Stored dataset items:
-- begin --

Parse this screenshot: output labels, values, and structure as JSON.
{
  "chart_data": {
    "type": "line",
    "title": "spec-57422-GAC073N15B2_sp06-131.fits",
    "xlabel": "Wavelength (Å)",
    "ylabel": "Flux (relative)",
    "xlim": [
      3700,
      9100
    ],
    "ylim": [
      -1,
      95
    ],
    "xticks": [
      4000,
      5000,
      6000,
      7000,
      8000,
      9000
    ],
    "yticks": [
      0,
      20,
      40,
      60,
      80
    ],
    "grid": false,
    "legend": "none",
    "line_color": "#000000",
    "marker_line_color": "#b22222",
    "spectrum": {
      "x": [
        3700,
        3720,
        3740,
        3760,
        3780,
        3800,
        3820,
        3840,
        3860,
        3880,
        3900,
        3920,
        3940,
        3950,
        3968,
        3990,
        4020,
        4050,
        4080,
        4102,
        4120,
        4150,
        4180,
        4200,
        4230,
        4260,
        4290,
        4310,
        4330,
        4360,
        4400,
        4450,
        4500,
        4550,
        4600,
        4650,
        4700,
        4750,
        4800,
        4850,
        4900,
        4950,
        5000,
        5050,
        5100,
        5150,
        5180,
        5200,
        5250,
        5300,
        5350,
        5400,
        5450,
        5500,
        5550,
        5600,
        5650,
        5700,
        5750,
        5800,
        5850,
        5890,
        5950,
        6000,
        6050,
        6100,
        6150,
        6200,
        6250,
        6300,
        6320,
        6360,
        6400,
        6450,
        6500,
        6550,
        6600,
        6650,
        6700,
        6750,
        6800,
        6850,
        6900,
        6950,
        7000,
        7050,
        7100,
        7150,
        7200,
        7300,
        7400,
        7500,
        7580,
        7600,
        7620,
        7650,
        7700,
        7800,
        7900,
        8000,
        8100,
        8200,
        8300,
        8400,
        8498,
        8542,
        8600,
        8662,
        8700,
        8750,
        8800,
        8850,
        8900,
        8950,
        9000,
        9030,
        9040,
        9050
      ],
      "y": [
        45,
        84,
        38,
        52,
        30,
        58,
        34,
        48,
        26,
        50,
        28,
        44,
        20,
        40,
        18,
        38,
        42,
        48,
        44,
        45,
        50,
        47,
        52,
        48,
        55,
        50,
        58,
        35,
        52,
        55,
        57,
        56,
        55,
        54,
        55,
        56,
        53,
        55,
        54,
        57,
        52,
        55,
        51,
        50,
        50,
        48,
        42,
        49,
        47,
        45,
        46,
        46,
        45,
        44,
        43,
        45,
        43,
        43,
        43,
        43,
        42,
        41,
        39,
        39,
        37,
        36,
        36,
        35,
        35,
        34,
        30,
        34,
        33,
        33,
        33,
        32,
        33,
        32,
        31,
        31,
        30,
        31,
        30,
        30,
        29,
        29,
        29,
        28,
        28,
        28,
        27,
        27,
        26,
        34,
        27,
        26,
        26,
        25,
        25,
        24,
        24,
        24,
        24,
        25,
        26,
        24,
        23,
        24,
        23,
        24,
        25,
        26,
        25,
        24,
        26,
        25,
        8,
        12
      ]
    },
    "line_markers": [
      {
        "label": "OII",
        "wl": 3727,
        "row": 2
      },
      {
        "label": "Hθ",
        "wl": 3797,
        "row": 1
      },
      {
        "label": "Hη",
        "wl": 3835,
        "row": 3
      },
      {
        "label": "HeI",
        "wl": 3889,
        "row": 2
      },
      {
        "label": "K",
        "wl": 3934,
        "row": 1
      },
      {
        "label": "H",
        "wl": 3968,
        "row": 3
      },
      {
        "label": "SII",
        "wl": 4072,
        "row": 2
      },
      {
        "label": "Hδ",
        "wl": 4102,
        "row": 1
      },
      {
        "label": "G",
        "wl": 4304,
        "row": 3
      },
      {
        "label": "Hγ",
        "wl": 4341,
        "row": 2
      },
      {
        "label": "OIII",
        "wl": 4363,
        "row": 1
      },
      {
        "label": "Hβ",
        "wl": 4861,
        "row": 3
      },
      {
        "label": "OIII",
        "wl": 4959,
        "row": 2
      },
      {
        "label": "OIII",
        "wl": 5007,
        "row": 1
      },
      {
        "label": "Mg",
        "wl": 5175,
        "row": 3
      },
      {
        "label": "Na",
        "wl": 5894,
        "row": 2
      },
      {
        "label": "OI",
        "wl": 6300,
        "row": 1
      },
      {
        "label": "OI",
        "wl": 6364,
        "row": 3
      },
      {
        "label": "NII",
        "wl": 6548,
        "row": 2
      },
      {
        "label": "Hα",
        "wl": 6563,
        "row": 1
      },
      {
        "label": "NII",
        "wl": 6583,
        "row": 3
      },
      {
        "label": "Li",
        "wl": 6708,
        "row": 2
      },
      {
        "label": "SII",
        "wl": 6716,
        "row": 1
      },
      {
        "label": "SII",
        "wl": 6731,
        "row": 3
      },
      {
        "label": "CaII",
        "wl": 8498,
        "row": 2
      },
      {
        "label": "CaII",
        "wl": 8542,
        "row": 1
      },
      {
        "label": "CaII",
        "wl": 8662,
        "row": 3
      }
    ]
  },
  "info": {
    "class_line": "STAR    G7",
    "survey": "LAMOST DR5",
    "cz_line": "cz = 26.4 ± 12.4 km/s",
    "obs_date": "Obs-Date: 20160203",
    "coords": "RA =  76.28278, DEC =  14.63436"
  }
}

-- end --

The records above should be returned exactly.

Parse this screenshot: output labels, values, and structure as JSON.
{
  "chart_data": {
    "type": "line",
    "title": "spec-57422-GAC073N15B2_sp06-131.fits",
    "xlabel": "Wavelength (Å)",
    "ylabel": "Flux (relative)",
    "xlim": [
      3700,
      9100
    ],
    "ylim": [
      -1,
      95
    ],
    "xticks": [
      4000,
      5000,
      6000,
      7000,
      8000,
      9000
    ],
    "yticks": [
      0,
      20,
      40,
      60,
      80
    ],
    "grid": false,
    "legend": "none",
    "line_color": "#000000",
    "marker_line_color": "#b22222",
    "spectrum": {
      "x": [
        3700,
        3720,
        3740,
        3760,
        3780,
        3800,
        3820,
        3840,
        3860,
        3880,
        3900,
        3920,
        3940,
        3950,
        3968,
        3990,
        4020,
        4050,
        4080,
        4102,
        4120,
        4150,
        4180,
        4200,
        4230,
        4260,
        4290,
        4310,
        4330,
        4360,
        4400,
        4450,
        4500,
        4550,
        4600,
        4650,
        4700,
        4750,
        4800,
        4850,
        4900,
        4950,
        5000,
        5050,
        5100,
        5150,
        5180,
        5200,
        5250,
        5300,
        5350,
        5400,
        5450,
        5500,
        5550,
        5600,
        5650,
        5700,
        5750,
        5800,
        5850,
        5890,
        5950,
        6000,
        6050,
        6100,
        6150,
        6200,
        6250,
        6300,
        6320,
        6360,
        6400,
        6450,
        6500,
        6550,
        6600,
        6650,
        6700,
        6750,
        6800,
        6850,
        6900,
        6950,
        7000,
        7050,
        7100,
        7150,
        7200,
        7300,
        7400,
        7500,
        7580,
        7600,
        7620,
        7650,
        7700,
        7800,
        7900,
        8000,
        8100,
        8200,
        8300,
        8400,
        8498,
        8542,
        8600,
        8662,
        8700,
        8750,
        8800,
        8850,
        8900,
        8950,
        9000,
        9030,
        9040,
        9050
      ],
      "y": [
        45,
        84,
        38,
        52,
        30,
        58,
        34,
        48,
        26,
        50,
        28,
        44,
        20,
        40,
        18,
        38,
        42,
        48,
        44,
        45,
        50,
        47,
        52,
        48,
        55,
        50,
        58,
        35,
        52,
        55,
        57,
        56,
        55,
        54,
        55,
        56,
        53,
        55,
        54,
        57,
        52,
        55,
        51,
        50,
        50,
        48,
        42,
        49,
        47,
        45,
        46,
        46,
        45,
        44,
        43,
        45,
        43,
        43,
        43,
        43,
        42,
        41,
        39,
        39,
        37,
        36,
        36,
        35,
        35,
        34,
        30,
        34,
        33,
        33,
        33,
        32,
        33,
        32,
        31,
        31,
        30,
        31,
        30,
        30,
        29,
        29,
        29,
        28,
        28,
        28,
        27,
        27,
        26,
        34,
        27,
        26,
        26,
        25,
        25,
        24,
        24,
        24,
        24,
        25,
        26,
        24,
        23,
        24,
        23,
        24,
        25,
        26,
        25,
        24,
        26,
        25,
        8,
        12
      ]
    },
    "line_markers": [
      {
        "label": "OII",
        "wl": 3727,
        "row": 2
      },
      {
        "label": "Hθ",
        "wl": 3797,
        "row": 1
      },
      {
        "label": "Hη",
        "wl": 3835,
        "row": 3
      },
      {
        "label": "HeI",
        "wl": 3889,
        "row": 2
      },
      {
        "label": "K",
        "wl": 3934,
        "row": 1
      },
      {
        "label": "H",
        "wl": 3968,
        "row": 3
      },
      {
        "label": "SII",
        "wl": 4072,
        "row": 2
      },
      {
        "label": "Hδ",
        "wl": 4102,
        "row": 1
      },
      {
        "label": "G",
        "wl": 4304,
        "row": 3
      },
      {
        "label": "Hγ",
        "wl": 4341,
        "row": 2
      },
      {
        "label": "OIII",
        "wl": 4363,
        "row": 1
      },
      {
        "label": "Hβ",
        "wl": 4861,
        "row": 3
      },
      {
        "label": "OIII",
        "wl": 4959,
        "row": 2
      },
      {
        "label": "OIII",
        "wl": 5007,
        "row": 1
      },
      {
        "label": "Mg",
        "wl": 5175,
        "row": 3
      },
      {
        "label": "Na",
        "wl": 5894,
        "row": 2
      },
      {
        "label": "OI",
        "wl": 6300,
        "row": 1
      },
      {
        "label": "OI",
        "wl": 6364,
        "row": 3
      },
      {
        "label": "NII",
        "wl": 6548,
        "row": 2
      },
      {
        "label": "Hα",
        "wl": 6563,
        "row": 1
      },
      {
        "label": "NII",
        "wl": 6583,
        "row": 3
      },
      {
        "label": "Li",
        "wl": 6708,
        "row": 2
      },
      {
        "label": "SII",
        "wl": 6716,
        "row": 1
      },
      {
        "label": "SII",
        "wl": 6731,
        "row": 3
      },
      {
        "label": "CaII",
        "wl": 8498,
        "row": 2
      },
      {
        "label": "CaII",
        "wl": 8542,
        "row": 1
      },
      {
        "label": "CaII",
        "wl": 8662,
        "row": 3
      }
    ]
  },
  "info": {
    "class_line": "STAR    G7",
    "survey": "LAMOST DR5",
    "cz_line": "cz = 26.4 ± 12.4 km/s",
    "obs_date": "Obs-Date: 20160203",
    "coords": "RA =  76.28278, DEC =  14.63436"
  }
}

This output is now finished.